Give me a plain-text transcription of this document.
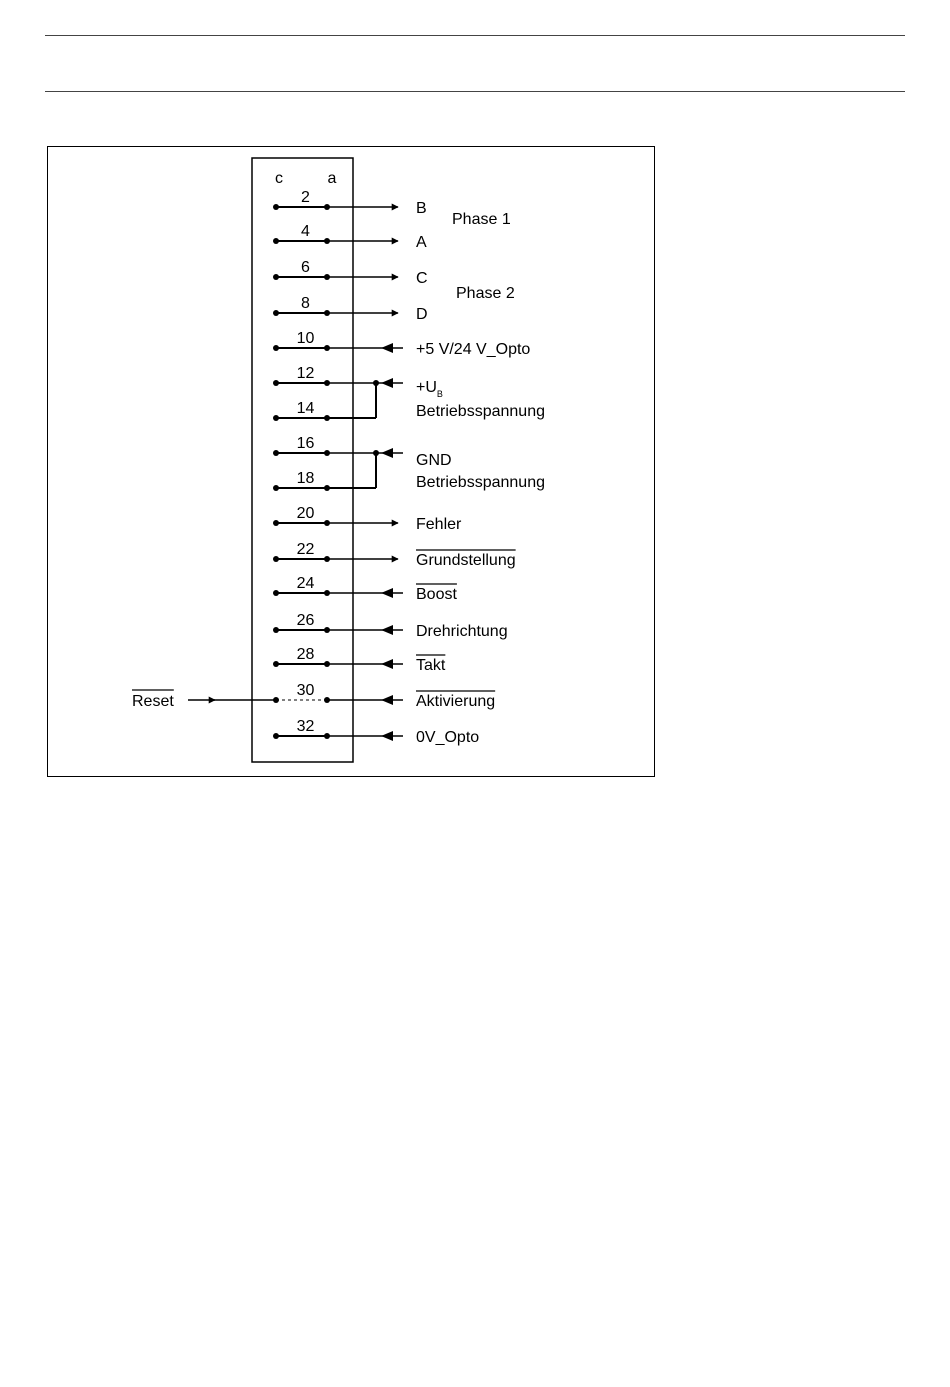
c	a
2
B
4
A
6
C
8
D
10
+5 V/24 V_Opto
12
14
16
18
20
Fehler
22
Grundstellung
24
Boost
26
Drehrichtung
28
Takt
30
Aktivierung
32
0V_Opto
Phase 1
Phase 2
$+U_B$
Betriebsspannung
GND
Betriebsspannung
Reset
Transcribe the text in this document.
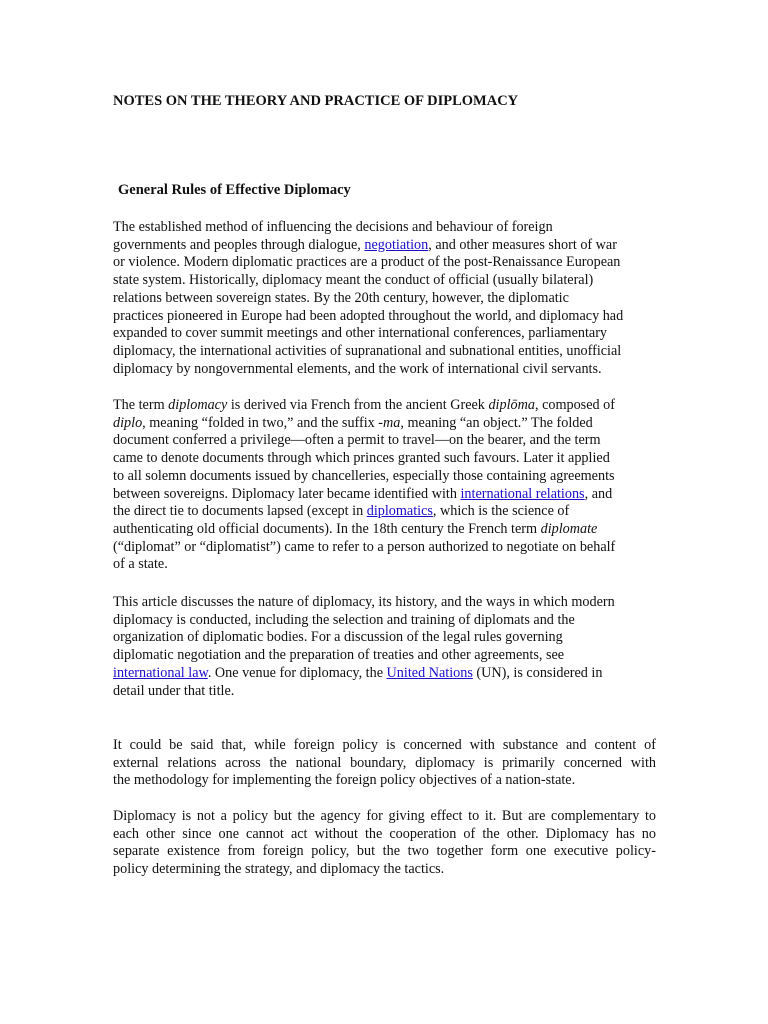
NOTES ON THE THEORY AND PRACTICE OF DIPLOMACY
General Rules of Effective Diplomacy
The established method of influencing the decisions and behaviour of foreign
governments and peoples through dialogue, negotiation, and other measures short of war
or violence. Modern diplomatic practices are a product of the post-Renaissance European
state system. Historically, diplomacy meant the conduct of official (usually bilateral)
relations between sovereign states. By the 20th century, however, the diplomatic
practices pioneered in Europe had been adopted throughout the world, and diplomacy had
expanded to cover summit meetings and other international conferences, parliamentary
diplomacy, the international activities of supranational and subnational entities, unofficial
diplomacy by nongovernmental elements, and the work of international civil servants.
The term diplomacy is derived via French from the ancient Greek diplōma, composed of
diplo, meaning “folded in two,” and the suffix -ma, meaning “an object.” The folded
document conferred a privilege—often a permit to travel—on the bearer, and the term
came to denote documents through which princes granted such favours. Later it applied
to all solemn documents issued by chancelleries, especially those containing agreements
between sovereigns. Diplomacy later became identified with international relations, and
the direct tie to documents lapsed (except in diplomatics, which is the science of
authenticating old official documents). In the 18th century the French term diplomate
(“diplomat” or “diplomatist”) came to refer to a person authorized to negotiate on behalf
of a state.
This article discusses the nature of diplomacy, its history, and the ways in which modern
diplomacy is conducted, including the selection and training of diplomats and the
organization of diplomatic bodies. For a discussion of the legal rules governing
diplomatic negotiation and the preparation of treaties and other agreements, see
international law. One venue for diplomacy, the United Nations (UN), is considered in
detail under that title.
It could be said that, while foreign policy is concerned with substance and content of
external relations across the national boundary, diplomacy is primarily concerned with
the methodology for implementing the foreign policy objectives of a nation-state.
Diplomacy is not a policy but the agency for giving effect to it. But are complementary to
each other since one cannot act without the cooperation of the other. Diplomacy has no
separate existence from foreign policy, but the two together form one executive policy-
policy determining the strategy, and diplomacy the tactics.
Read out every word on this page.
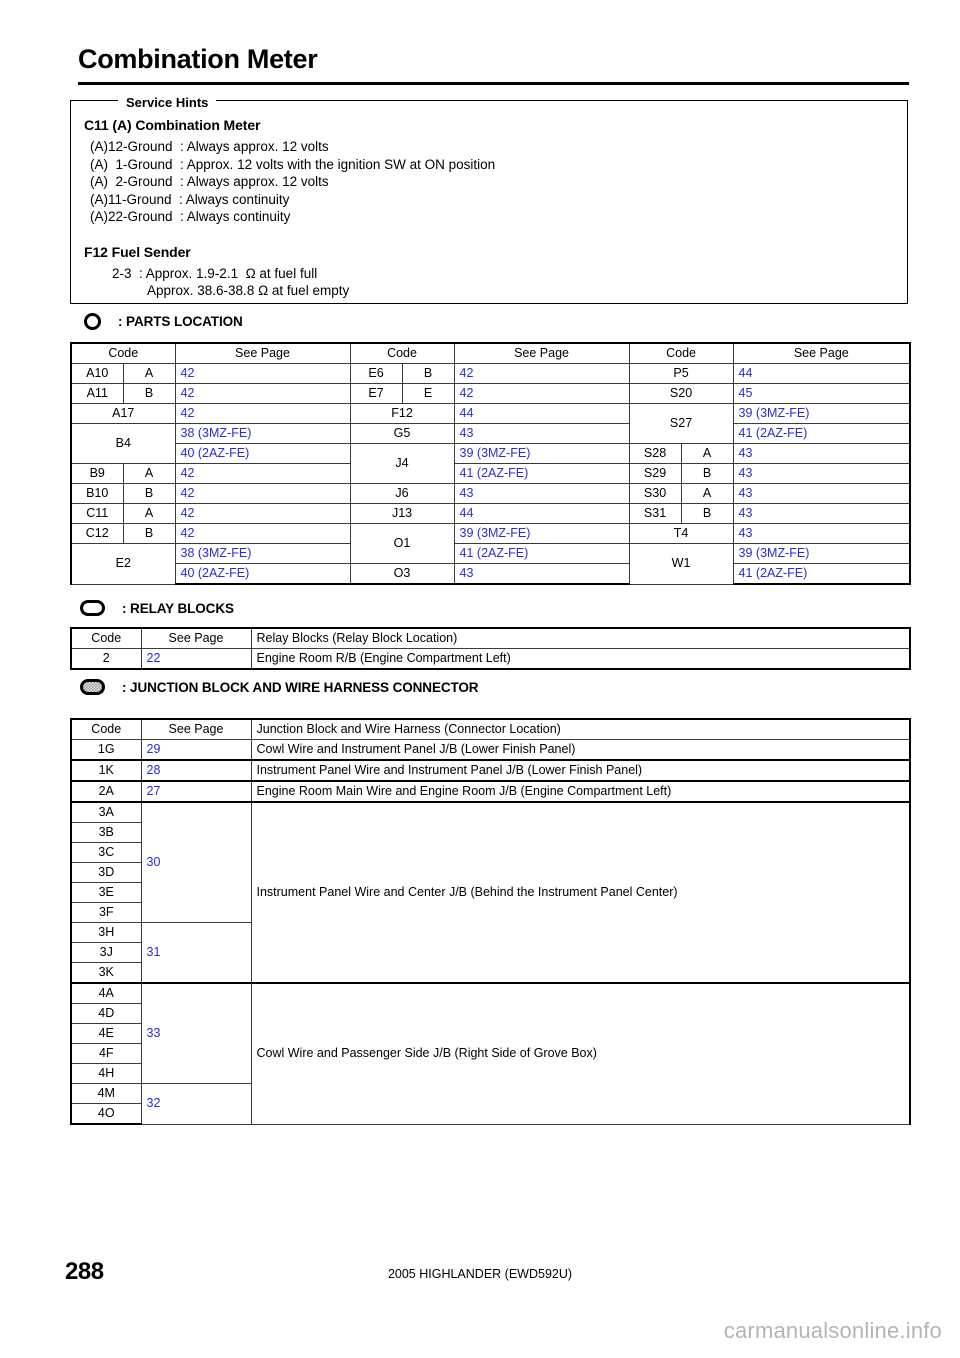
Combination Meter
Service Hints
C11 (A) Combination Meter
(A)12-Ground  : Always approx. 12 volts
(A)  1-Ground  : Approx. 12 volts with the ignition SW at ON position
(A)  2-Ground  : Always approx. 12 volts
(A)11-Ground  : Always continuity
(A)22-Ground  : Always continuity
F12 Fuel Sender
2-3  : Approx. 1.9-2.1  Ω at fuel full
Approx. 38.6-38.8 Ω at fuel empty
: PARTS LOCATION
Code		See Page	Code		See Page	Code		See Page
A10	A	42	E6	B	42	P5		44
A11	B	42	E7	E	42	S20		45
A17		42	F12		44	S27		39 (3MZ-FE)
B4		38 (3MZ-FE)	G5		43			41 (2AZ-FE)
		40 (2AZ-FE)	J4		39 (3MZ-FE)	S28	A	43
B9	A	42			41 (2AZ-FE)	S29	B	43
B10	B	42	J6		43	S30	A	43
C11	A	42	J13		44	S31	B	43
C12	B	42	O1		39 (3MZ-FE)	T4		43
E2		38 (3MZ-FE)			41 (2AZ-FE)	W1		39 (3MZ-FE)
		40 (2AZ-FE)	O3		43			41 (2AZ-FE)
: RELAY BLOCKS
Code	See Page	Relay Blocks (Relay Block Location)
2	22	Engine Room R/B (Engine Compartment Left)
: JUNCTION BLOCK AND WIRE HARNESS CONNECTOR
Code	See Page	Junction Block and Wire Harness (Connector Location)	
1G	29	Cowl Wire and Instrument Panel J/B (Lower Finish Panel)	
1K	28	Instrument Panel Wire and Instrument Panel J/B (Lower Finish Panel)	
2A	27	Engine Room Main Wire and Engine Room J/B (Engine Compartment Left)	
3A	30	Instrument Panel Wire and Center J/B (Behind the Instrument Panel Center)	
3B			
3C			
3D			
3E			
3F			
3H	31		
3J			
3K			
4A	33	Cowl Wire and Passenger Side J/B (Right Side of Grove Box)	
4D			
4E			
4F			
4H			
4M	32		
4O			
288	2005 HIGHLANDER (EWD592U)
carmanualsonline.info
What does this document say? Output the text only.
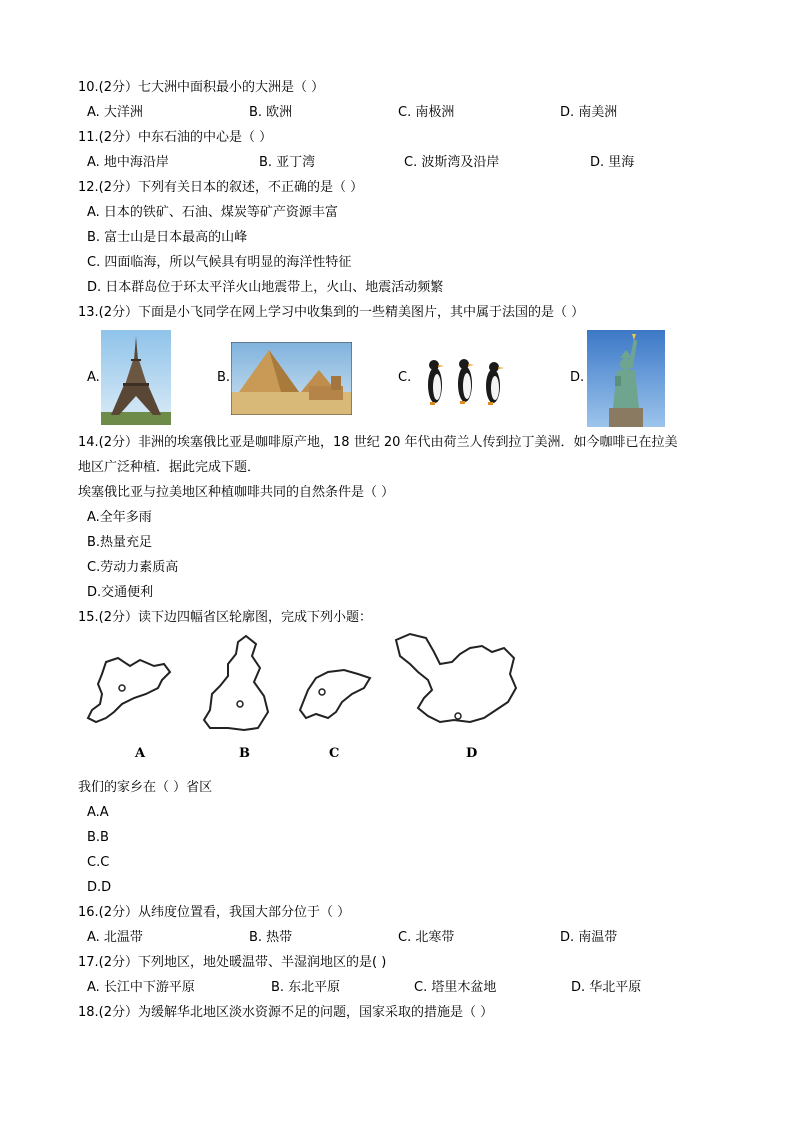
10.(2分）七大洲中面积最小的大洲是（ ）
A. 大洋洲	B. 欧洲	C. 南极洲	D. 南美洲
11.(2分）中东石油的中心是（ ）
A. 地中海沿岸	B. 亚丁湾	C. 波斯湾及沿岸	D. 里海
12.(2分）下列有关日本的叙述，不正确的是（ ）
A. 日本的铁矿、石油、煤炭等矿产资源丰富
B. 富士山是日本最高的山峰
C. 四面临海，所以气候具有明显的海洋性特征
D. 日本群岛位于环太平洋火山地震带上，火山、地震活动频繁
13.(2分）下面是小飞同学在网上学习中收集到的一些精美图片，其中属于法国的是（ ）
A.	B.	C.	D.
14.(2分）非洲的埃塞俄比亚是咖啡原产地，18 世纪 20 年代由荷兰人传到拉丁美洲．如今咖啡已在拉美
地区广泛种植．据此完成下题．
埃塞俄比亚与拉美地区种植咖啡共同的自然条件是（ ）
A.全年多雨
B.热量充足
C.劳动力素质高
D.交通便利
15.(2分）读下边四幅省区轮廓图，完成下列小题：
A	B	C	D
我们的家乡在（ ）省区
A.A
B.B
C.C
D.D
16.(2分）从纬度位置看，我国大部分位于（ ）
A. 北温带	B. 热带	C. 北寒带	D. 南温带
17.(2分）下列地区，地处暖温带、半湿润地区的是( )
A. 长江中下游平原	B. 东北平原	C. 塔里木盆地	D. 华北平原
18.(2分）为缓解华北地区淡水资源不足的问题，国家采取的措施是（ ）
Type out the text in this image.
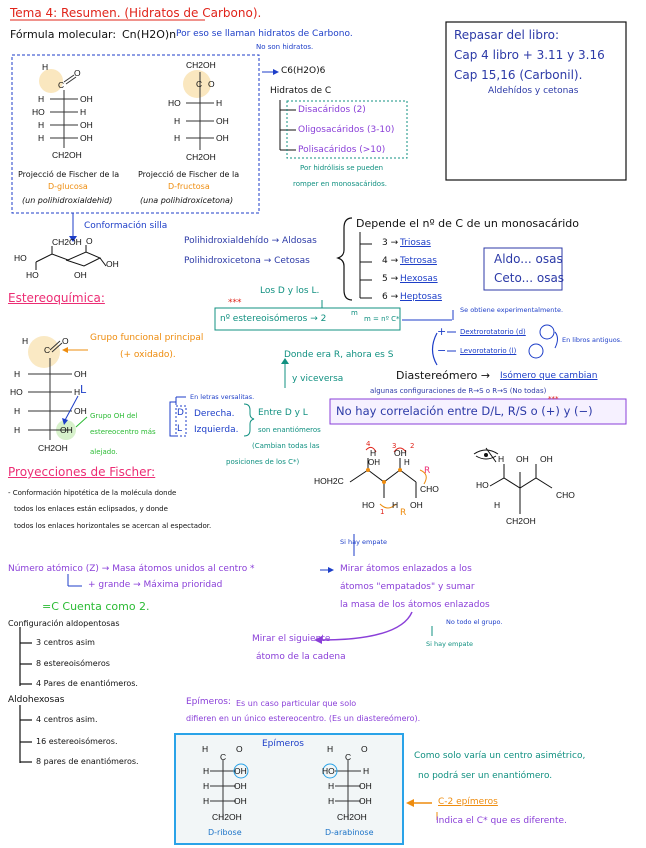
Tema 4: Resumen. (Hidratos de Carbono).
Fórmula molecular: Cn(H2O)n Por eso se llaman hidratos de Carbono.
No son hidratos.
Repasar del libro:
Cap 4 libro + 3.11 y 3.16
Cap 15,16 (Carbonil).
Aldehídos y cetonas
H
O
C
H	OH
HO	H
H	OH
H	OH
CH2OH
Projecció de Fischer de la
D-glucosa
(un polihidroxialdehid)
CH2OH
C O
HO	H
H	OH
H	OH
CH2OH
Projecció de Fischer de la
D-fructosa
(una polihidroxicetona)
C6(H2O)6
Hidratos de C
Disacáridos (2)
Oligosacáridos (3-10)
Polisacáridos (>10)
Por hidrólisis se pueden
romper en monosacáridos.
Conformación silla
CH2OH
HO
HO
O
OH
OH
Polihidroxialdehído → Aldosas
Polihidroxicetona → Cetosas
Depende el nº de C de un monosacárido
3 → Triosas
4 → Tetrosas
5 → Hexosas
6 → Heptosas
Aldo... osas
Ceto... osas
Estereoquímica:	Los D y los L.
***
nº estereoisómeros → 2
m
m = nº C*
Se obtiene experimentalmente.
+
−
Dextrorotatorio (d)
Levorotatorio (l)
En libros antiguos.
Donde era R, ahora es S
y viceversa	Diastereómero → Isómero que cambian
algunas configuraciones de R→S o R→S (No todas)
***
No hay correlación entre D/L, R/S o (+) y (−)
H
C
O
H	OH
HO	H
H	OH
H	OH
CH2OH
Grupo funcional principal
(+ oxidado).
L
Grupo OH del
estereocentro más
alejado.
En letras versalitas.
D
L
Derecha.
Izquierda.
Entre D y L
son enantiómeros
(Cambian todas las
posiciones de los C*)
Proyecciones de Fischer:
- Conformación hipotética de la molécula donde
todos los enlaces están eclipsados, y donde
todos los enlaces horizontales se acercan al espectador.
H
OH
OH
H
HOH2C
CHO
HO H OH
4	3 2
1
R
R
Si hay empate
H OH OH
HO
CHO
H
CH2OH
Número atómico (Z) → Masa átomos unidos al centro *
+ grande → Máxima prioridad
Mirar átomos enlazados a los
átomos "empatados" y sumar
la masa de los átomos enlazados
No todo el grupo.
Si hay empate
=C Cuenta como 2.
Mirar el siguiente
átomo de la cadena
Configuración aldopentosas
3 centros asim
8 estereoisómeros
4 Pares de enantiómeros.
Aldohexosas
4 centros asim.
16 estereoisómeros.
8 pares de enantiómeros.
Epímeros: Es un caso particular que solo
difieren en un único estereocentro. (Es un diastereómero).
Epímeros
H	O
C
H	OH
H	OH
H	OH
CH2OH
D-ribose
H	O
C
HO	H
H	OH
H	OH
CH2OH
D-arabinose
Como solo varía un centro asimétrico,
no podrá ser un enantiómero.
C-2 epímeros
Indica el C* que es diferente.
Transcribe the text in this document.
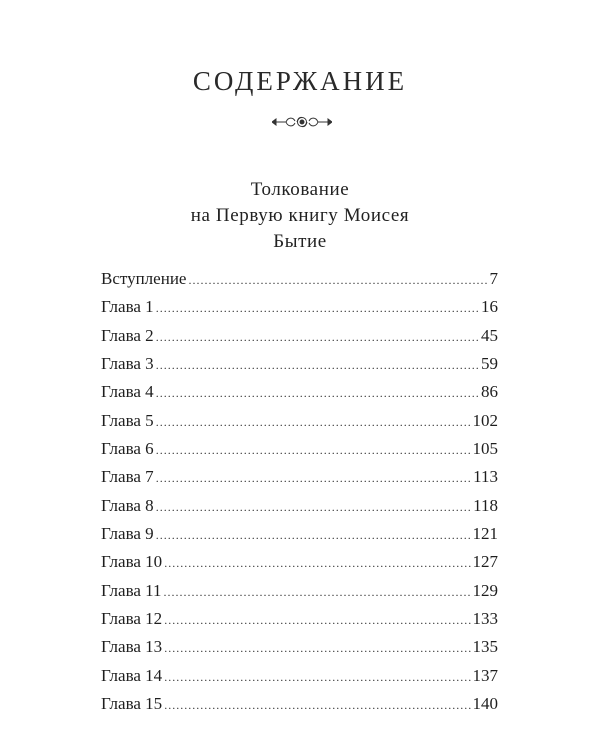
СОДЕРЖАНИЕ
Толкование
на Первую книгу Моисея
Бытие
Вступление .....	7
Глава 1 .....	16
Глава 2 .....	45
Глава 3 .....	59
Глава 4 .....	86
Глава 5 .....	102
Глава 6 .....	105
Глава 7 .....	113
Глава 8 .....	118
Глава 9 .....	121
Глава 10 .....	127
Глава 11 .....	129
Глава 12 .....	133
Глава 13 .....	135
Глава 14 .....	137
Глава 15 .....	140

* * * * *

- What this task involves
Tally every line of the data that holds the word "Lower" and write the count alone.

- The output
2